> **Instruction**: How many lines hold the string "Large"? Give only the number.

> **Data records**:
--- --- ---

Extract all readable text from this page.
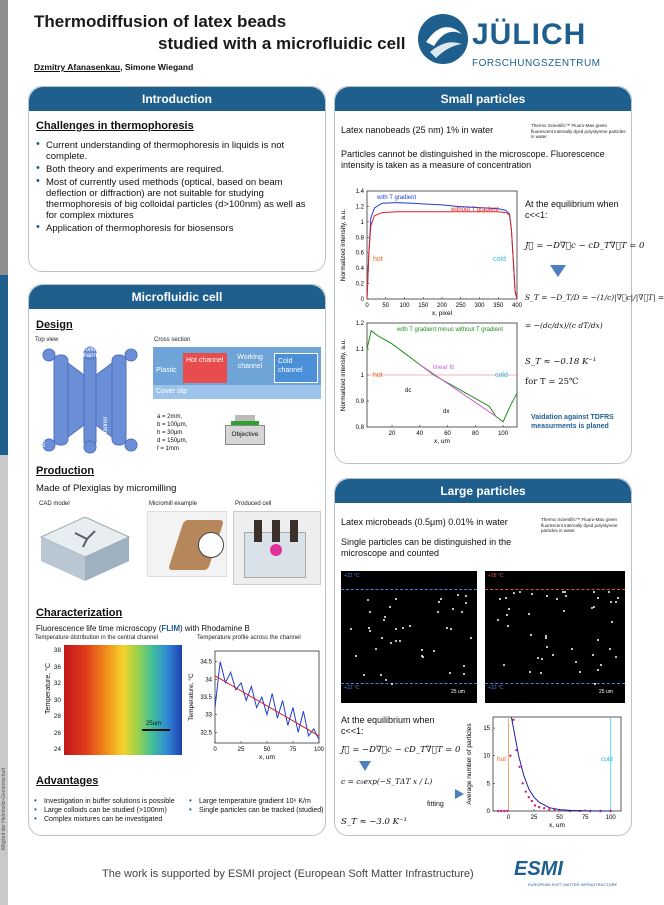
Mitglied der Helmholtz-Gemeinschaft
Thermodiffusion of latex beads
studied with a microfluidic cell
Dzmitry Afanasenkau, Simone Wiegand
JÜLICH
FORSCHUNGSZENTRUM
Introduction
Challenges in thermophoresis
• Current understanding of thermophoresis in liquids is not complete.
• Both theory and experiments are required.
• Most of currently used methods (optical, based on beam deflection or diffraction) are not suitable for studying thermophoresis of big colloidal particles (d>100nm) as well as for complex mixtures
• Application of thermophoresis for biosensors
Microfluidic cell
Design
Top view	Cross section
Working channel
Flowchannel	Flowchannel
Hot channel	Cold channel
Working channel
Plastic
Cover slip
a = 2mm,
b = 100μm,
h = 30μm
d = 150μm,
f = 1mm
Objective
Production
Made of Plexiglas by micromilling
CAD model	Micromill example	Produced cell
Characterization
Fluorescence life time microscopy (FLIM) with Rhodamine B
Temperature distribution in the central channel	Temperature profile across the channel
Temperature, °C
38
36
32
30
28
26
24
25um
0	25	50	75	100
32.5
33
33.5
34
34.5
x, um
Temperature, °C
Advantages
• Investigation in buffer solutions is possible
• Large colloids can be studied (>100nm)
• Complex mixtures can be investigated
• Large temperature gradient 10⁶ K/m
• Single particles can be tracked (studied)
Small particles
Latex nanobeads (25 nm) 1% in water	Thermo Scientific™ Fluoro-Max green fluorescent internally dyed polystyrene particles in water.
Particles cannot be distinguished in the microscope. Fluorescence intensity is taken as a measure of concentration
0 50 100 150 200 250 300 350 400
0
0.2
0.4
0.6
0.8
1
1.2
1.4
x, pixel
Normalized intensity, a.u.
with T gradient
without T gradient
hot	cold
20	40	60	80	100
0.8
0.9
1
1.1
1.2
x, um
Normalized intensity, a.u.
with T gradient minus without T gradient
linear fit
hot	cold
dc
dx
At the equilibrium when c<<1:
J⃗ = −D∇⃗c − cD_T∇⃗T = 0
S_T = −D_T/D = −(1/c)|∇⃗c|/|∇⃗T| =
= −(dc/dx)/(c dT/dx)
S_T ≈ −0.18 K⁻¹
for T = 25℃
Vaidation against TDFRS measurments is planed
Large particles
Latex microbeads (0.5μm) 0.01% in water	Thermo Scientific™ Fluoro-Max green fluorescent internally dyed polystyrene particles in water.
Single particles can be distinguished in the microscope and counted
+22 °C
+22 °C
25 um
+28 °C
+22 °C
25 um
At the equilibrium when c<<1:
J⃗ = −D∇⃗c − cD_T∇⃗T = 0
c = c₀exp(−S_TΔT x / L)
fitting
S_T ≈ −3.0 K⁻¹	0	25	50	75	100
0
5
10
15
x, um
Average number of particles	hot	cold
The work is supported by ESMI project (European Soft Matter Infrastructure) ESMI
EUROPEAN SOFT MATTER INFRASTRUCTURE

--- --- ---

> **Result below**: 3